*Aim of the task:*
Leave out any pictures and transcribe all other data below exactly.
## START Excerpted records
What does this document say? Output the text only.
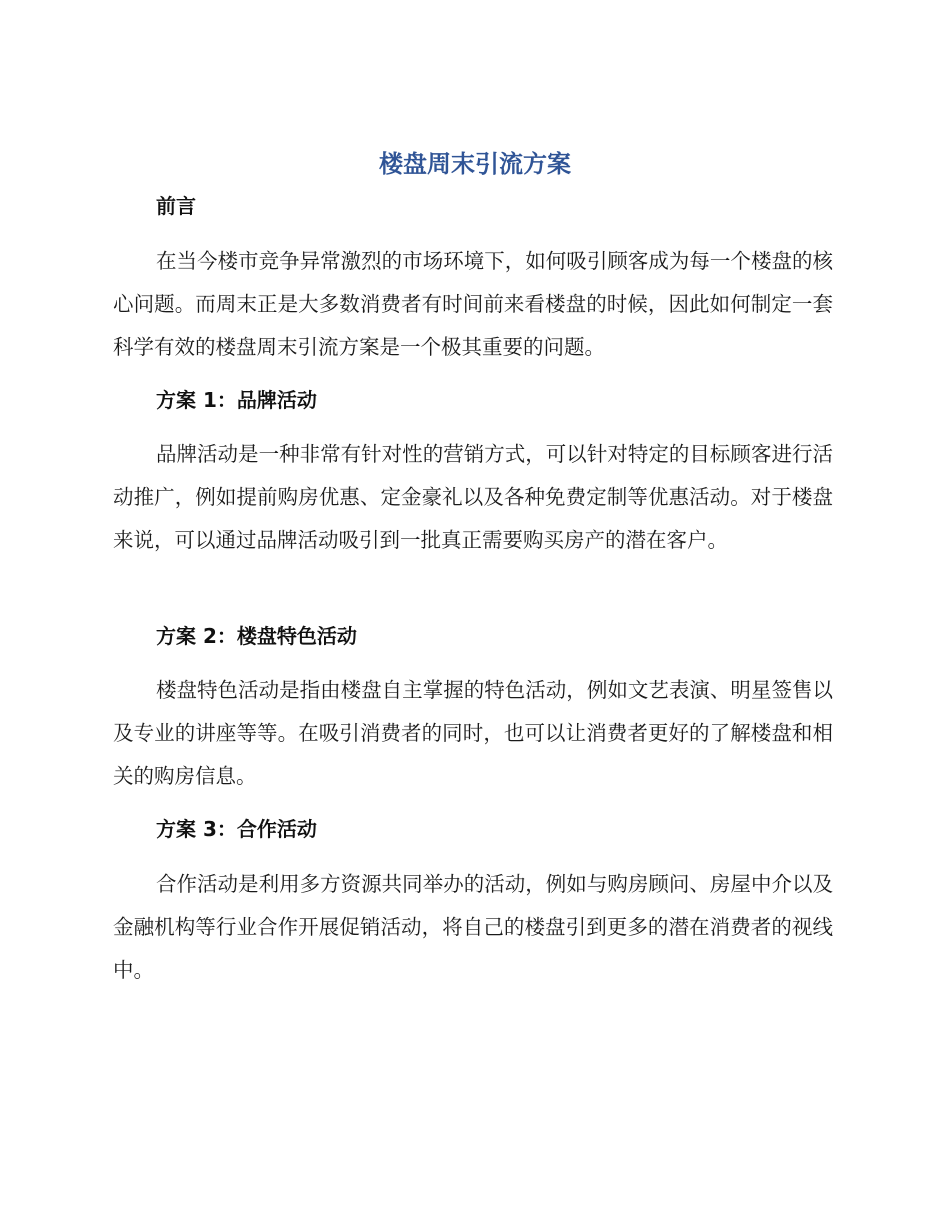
楼盘周末引流方案
前言

在当今楼市竞争异常激烈的市场环境下，如何吸引顾客成为每一个楼盘的核心问题。而周末正是大多数消费者有时间前来看楼盘的时候，因此如何制定一套科学有效的楼盘周末引流方案是一个极其重要的问题。

方案 1：品牌活动

品牌活动是一种非常有针对性的营销方式，可以针对特定的目标顾客进行活动推广，例如提前购房优惠、定金豪礼以及各种免费定制等优惠活动。对于楼盘来说，可以通过品牌活动吸引到一批真正需要购买房产的潜在客户。

方案 2：楼盘特色活动

楼盘特色活动是指由楼盘自主掌握的特色活动，例如文艺表演、明星签售以及专业的讲座等等。在吸引消费者的同时，也可以让消费者更好的了解楼盘和相关的购房信息。

方案 3：合作活动

合作活动是利用多方资源共同举办的活动，例如与购房顾问、房屋中介以及金融机构等行业合作开展促销活动，将自己的楼盘引到更多的潜在消费者的视线中。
## END Excerpted records
*Solution to the problem:*
What does this document say? Output the text only.
楼盘周末引流方案
前言

在当今楼市竞争异常激烈的市场环境下，如何吸引顾客成为每一个楼盘的核心问题。而周末正是大多数消费者有时间前来看楼盘的时候，因此如何制定一套科学有效的楼盘周末引流方案是一个极其重要的问题。

方案 1：品牌活动

品牌活动是一种非常有针对性的营销方式，可以针对特定的目标顾客进行活动推广，例如提前购房优惠、定金豪礼以及各种免费定制等优惠活动。对于楼盘来说，可以通过品牌活动吸引到一批真正需要购买房产的潜在客户。

方案 2：楼盘特色活动

楼盘特色活动是指由楼盘自主掌握的特色活动，例如文艺表演、明星签售以及专业的讲座等等。在吸引消费者的同时，也可以让消费者更好的了解楼盘和相关的购房信息。

方案 3：合作活动

合作活动是利用多方资源共同举办的活动，例如与购房顾问、房屋中介以及金融机构等行业合作开展促销活动，将自己的楼盘引到更多的潜在消费者的视线中。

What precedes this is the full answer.